• Records for the task

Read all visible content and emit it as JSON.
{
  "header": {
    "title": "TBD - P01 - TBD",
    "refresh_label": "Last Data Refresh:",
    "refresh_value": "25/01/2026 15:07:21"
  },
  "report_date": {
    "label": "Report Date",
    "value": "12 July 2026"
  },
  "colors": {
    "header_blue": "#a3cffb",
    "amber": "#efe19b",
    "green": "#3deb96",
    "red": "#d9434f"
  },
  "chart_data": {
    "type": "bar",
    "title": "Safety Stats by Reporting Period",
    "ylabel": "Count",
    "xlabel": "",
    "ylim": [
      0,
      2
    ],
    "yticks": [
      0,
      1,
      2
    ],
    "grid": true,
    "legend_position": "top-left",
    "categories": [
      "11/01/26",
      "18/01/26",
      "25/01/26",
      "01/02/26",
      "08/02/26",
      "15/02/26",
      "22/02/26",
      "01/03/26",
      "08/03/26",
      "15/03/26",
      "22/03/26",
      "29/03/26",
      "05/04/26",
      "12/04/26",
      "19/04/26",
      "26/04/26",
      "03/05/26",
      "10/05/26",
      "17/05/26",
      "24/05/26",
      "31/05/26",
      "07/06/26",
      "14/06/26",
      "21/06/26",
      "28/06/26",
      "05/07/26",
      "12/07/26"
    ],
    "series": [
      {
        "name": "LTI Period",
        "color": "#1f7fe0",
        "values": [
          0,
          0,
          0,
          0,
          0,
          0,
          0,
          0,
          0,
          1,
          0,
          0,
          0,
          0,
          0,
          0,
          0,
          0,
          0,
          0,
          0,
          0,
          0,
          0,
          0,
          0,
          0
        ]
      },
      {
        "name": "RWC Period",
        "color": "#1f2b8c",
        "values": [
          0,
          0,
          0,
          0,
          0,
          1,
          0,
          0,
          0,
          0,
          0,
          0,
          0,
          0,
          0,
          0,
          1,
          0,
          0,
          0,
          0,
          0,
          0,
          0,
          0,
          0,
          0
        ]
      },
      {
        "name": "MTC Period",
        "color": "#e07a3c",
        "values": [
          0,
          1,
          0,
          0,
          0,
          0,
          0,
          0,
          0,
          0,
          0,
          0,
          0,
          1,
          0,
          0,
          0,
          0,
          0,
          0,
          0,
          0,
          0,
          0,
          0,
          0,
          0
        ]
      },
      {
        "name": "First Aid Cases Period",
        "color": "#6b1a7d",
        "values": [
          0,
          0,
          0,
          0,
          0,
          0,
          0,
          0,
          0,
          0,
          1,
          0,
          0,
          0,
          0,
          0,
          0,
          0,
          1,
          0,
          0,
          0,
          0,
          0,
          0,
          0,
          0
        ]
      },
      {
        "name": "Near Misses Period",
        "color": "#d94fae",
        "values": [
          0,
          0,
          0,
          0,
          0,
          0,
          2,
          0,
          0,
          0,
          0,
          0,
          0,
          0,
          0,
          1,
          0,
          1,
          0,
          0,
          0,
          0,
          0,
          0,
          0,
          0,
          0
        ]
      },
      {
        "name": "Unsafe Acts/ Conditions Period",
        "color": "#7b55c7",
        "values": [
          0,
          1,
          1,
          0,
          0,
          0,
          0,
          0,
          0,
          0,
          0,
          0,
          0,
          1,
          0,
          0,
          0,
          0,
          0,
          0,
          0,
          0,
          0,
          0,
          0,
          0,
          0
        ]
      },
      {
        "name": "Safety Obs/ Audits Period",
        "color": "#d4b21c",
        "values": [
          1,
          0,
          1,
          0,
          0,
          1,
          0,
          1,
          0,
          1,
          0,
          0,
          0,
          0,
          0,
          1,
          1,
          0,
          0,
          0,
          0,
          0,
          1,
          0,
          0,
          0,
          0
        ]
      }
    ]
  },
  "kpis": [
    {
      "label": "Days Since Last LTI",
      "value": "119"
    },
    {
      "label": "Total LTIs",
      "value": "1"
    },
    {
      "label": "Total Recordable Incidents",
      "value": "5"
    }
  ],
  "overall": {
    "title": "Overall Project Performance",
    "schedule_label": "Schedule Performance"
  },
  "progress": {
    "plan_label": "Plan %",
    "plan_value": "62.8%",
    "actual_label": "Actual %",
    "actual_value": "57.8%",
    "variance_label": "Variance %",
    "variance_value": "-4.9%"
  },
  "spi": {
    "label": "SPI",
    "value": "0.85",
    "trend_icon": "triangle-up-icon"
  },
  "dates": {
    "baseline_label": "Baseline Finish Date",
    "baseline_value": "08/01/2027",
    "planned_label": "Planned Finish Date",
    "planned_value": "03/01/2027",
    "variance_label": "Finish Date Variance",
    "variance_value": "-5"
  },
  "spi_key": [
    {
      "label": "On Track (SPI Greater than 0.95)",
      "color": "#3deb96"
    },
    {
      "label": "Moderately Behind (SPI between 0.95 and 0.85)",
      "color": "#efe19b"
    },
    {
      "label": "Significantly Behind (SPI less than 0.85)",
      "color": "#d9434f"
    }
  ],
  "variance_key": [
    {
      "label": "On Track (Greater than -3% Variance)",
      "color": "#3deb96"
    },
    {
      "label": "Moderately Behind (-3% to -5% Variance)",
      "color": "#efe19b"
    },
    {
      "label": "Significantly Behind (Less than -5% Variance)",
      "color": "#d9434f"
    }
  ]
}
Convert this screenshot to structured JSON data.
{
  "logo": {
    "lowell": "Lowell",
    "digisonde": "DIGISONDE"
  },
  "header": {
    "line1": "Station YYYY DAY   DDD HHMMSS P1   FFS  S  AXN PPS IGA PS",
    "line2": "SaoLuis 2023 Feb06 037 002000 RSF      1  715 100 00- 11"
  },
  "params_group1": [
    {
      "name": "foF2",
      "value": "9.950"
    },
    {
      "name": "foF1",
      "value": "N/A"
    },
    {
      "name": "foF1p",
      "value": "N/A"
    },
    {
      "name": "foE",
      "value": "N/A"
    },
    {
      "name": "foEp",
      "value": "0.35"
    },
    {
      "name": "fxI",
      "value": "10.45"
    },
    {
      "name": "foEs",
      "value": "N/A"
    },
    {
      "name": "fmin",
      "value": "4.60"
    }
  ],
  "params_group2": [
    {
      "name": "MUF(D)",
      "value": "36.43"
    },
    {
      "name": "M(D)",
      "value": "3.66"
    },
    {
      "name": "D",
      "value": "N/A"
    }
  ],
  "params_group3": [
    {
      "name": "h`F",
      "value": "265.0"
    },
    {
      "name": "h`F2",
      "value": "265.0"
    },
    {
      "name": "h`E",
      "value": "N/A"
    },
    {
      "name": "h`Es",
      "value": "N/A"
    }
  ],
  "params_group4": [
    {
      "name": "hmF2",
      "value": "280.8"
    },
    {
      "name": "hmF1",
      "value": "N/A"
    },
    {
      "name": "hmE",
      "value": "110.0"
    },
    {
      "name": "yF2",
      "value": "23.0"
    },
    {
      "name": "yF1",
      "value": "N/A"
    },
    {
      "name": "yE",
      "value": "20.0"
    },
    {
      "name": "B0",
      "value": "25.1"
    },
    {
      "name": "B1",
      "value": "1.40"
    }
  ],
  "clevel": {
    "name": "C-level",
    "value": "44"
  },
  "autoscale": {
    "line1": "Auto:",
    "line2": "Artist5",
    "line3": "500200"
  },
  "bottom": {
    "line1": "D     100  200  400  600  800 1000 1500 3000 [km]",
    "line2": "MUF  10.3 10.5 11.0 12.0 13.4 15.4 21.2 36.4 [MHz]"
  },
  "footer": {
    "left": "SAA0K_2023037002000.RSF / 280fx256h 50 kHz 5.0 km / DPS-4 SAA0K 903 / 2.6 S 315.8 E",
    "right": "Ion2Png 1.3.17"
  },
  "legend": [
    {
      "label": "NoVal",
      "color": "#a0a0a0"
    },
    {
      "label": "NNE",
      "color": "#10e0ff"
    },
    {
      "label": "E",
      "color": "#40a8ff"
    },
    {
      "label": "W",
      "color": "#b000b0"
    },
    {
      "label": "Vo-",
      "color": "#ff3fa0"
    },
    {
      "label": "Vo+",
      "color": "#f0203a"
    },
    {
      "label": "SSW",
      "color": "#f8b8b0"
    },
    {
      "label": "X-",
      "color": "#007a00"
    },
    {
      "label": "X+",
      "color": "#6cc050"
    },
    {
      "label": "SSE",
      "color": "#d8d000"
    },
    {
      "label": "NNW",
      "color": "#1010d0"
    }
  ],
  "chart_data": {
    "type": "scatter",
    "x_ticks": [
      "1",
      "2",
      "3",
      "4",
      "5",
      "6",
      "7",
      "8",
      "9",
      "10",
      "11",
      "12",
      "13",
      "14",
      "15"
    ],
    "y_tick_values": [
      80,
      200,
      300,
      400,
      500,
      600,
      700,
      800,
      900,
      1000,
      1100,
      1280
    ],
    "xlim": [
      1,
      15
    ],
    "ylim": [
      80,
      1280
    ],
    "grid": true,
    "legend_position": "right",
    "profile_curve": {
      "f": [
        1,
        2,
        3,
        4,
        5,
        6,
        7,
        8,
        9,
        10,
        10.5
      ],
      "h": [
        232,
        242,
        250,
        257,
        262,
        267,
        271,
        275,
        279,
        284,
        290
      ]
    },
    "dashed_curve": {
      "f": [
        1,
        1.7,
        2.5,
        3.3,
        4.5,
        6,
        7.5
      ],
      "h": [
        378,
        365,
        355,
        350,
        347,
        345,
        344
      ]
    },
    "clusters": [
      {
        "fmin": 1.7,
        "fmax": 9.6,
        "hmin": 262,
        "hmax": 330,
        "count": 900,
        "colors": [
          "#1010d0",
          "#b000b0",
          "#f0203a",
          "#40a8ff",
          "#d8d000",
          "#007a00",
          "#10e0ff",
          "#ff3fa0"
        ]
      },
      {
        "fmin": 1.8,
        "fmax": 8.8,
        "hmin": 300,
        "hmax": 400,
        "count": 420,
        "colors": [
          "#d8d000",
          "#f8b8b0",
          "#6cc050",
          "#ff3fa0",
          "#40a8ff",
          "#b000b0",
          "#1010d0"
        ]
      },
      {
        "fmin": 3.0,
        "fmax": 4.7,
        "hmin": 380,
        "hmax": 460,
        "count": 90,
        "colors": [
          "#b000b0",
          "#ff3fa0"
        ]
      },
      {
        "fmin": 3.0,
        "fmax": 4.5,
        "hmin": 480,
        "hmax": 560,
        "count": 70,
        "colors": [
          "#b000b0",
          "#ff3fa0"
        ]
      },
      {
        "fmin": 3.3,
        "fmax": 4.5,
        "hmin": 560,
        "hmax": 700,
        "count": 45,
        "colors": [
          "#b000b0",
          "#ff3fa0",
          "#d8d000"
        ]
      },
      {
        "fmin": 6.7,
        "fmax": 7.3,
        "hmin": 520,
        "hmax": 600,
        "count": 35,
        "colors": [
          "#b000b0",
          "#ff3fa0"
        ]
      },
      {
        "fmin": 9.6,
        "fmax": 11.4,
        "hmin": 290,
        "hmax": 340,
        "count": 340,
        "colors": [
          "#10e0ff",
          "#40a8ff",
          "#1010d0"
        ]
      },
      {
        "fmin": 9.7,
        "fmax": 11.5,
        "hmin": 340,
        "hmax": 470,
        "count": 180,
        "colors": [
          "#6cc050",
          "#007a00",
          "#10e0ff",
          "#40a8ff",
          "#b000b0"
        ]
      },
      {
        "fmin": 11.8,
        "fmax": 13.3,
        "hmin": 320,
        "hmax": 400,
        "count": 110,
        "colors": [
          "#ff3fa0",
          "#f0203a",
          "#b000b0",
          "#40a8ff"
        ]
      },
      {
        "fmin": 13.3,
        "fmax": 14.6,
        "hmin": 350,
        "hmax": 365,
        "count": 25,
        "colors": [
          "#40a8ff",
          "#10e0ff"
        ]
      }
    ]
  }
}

• What the task asks
Gather each line from the listing above that holds "Significantly".

• Answer for this exercise
      "label": "Significantly Behind (SPI less than 0.85)",
      "label": "Significantly Behind (Less than -5% Variance)",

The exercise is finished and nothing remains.